* GOAL *
Examine the material below. Gather every line in which the string "principal" appears.

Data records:
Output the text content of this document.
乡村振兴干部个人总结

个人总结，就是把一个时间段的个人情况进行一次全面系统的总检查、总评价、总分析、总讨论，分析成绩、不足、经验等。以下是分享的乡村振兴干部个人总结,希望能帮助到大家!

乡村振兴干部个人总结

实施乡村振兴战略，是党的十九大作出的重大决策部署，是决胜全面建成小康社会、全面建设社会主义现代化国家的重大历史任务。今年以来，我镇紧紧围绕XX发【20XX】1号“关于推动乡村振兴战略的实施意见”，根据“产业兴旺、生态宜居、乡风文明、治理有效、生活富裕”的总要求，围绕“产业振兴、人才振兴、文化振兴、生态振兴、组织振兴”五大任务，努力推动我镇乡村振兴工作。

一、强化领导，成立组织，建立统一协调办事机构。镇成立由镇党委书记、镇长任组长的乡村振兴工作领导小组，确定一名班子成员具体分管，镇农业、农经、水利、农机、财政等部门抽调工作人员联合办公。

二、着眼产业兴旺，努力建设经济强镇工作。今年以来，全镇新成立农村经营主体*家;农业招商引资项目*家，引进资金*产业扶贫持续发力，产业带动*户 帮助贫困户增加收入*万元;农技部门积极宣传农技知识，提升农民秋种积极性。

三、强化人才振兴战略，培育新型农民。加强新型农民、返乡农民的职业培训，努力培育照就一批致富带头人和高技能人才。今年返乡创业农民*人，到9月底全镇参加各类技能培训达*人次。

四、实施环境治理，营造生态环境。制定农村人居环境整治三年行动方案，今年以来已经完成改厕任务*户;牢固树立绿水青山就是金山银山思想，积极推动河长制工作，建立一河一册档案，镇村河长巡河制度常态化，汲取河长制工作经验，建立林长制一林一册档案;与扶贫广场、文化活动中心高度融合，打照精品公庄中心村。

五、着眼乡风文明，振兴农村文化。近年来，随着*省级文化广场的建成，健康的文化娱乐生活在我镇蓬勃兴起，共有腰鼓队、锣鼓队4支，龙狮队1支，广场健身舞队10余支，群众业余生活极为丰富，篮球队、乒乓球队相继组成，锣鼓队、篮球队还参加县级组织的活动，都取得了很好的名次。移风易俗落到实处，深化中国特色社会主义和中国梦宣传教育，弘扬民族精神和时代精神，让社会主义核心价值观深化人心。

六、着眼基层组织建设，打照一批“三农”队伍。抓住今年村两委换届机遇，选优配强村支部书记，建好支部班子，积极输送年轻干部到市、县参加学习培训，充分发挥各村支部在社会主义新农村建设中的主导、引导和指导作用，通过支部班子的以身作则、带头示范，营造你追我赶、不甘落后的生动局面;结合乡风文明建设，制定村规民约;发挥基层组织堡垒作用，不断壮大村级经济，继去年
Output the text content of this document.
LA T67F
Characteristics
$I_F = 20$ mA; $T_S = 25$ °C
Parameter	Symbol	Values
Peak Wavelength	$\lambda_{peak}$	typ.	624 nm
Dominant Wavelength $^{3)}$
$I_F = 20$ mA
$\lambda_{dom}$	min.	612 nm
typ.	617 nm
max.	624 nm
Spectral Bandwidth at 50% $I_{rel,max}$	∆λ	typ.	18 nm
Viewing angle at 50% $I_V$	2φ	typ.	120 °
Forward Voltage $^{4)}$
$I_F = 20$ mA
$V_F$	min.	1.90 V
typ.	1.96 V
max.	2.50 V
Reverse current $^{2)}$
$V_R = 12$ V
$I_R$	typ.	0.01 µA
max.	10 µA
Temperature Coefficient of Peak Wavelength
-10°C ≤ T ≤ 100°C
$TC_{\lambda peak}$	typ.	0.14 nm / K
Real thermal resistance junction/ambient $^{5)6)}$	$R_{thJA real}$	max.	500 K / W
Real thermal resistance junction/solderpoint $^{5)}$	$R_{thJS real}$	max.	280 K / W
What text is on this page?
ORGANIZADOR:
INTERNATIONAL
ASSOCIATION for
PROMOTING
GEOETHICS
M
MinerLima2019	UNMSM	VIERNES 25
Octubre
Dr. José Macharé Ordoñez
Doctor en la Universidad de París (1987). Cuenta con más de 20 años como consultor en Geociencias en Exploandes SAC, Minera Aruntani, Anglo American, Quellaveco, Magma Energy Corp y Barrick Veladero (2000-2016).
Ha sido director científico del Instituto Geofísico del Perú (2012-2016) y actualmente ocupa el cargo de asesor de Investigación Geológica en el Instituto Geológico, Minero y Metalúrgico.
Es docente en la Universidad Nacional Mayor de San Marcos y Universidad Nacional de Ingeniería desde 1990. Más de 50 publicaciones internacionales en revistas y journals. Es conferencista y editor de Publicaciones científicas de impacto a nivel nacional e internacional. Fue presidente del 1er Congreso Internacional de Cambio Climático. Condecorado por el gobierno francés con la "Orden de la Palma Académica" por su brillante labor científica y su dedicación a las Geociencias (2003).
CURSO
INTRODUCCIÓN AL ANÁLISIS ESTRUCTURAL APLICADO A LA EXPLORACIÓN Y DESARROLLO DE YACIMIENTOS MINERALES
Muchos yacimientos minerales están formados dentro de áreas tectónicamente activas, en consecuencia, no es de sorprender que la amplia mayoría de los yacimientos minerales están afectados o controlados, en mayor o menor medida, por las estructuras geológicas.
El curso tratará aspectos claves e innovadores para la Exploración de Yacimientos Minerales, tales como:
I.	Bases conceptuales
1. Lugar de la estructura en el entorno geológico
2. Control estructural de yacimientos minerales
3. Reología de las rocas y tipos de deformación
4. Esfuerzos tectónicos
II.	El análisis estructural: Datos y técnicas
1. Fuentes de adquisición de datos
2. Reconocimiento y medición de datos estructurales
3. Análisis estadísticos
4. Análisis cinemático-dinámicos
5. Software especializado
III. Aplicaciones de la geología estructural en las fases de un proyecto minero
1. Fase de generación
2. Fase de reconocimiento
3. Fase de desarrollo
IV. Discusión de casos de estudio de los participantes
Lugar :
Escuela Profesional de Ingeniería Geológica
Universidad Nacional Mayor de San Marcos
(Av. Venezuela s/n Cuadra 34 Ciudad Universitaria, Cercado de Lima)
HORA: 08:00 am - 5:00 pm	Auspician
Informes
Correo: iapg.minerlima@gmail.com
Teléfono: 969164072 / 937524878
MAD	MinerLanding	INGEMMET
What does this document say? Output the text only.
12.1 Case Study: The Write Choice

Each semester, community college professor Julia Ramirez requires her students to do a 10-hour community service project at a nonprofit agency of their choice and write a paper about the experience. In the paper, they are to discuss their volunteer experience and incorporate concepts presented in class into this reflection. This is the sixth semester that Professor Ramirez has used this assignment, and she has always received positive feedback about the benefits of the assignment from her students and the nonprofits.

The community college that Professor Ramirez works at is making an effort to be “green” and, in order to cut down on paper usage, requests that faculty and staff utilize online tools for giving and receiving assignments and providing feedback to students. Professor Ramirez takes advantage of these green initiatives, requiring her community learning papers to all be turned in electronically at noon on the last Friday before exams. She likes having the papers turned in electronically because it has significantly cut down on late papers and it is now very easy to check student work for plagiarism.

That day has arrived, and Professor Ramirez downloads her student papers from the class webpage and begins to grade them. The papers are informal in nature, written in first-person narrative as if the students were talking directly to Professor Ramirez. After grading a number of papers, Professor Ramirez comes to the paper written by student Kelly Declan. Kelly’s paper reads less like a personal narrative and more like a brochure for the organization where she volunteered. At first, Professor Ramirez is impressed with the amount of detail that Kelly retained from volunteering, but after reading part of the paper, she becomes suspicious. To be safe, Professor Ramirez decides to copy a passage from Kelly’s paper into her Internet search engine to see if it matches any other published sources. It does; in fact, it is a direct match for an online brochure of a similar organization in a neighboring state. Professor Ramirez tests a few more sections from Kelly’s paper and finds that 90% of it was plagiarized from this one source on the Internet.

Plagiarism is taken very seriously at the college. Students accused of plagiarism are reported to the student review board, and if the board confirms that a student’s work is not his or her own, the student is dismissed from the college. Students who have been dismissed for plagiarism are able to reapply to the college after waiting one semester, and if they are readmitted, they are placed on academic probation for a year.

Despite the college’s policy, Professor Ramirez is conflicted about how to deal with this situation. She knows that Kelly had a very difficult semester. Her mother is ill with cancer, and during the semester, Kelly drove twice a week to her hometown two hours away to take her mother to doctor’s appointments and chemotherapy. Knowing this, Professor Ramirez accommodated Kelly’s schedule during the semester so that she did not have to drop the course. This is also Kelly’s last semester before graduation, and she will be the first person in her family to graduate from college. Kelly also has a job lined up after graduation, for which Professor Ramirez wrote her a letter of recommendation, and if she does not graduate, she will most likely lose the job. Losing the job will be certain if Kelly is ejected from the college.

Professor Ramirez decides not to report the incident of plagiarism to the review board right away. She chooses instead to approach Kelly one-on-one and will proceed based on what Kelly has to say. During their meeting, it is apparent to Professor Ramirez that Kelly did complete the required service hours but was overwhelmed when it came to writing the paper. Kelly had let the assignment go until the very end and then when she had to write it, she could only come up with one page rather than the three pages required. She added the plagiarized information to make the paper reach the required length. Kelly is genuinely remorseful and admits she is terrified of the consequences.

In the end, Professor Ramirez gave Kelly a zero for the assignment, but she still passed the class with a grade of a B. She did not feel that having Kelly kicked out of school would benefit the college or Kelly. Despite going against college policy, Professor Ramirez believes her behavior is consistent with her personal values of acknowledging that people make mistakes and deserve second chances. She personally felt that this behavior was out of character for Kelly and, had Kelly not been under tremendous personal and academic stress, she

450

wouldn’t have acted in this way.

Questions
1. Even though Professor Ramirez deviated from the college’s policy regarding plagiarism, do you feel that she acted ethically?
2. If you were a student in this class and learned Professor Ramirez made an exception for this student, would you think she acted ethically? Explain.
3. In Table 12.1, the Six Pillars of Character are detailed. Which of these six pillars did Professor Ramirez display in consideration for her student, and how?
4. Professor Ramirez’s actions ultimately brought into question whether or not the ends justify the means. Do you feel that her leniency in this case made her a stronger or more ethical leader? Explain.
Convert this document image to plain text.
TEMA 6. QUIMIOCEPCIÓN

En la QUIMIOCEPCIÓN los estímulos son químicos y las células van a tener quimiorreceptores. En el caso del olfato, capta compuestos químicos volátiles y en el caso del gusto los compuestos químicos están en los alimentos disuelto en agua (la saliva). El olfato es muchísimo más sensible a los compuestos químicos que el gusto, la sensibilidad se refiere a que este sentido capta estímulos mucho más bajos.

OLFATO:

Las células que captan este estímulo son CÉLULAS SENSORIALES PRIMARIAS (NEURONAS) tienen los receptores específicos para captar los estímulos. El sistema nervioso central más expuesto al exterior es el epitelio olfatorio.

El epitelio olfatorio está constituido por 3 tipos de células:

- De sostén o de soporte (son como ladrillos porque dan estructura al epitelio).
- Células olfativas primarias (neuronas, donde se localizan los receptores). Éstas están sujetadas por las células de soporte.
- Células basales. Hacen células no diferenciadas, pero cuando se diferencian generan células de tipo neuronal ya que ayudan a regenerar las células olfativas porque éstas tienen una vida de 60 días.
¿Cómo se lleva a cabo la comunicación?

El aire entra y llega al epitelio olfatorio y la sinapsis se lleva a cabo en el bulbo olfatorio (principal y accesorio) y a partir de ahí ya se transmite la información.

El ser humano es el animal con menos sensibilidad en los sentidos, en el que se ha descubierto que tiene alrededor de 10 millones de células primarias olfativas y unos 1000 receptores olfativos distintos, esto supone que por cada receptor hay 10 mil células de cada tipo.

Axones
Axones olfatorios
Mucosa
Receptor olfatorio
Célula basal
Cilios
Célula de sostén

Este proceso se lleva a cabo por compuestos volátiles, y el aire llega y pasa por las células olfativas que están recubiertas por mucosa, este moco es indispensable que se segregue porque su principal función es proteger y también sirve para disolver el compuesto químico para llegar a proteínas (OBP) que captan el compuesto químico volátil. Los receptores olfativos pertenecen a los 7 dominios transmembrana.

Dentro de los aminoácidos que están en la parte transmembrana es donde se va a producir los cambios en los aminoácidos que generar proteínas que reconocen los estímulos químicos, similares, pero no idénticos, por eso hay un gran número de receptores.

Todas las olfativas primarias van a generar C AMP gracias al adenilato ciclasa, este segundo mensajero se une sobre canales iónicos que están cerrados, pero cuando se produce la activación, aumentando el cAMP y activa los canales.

* RESPONSE *
El aire entra y llega al epitelio olfatorio y la sinapsis se lleva a cabo en el bulbo olfatorio (principal y accesorio) y a partir de ahí ya se transmite la información.
Este proceso se lleva a cabo por compuestos volátiles, y el aire llega y pasa por las células olfativas que están recubiertas por mucosa, este moco es indispensable que se segregue porque su principal función es proteger y también sirve para disolver el compuesto químico para llegar a proteínas (OBP) que captan el compuesto químico volátil. Los receptores olfativos pertenecen a los 7 dominios transmembrana.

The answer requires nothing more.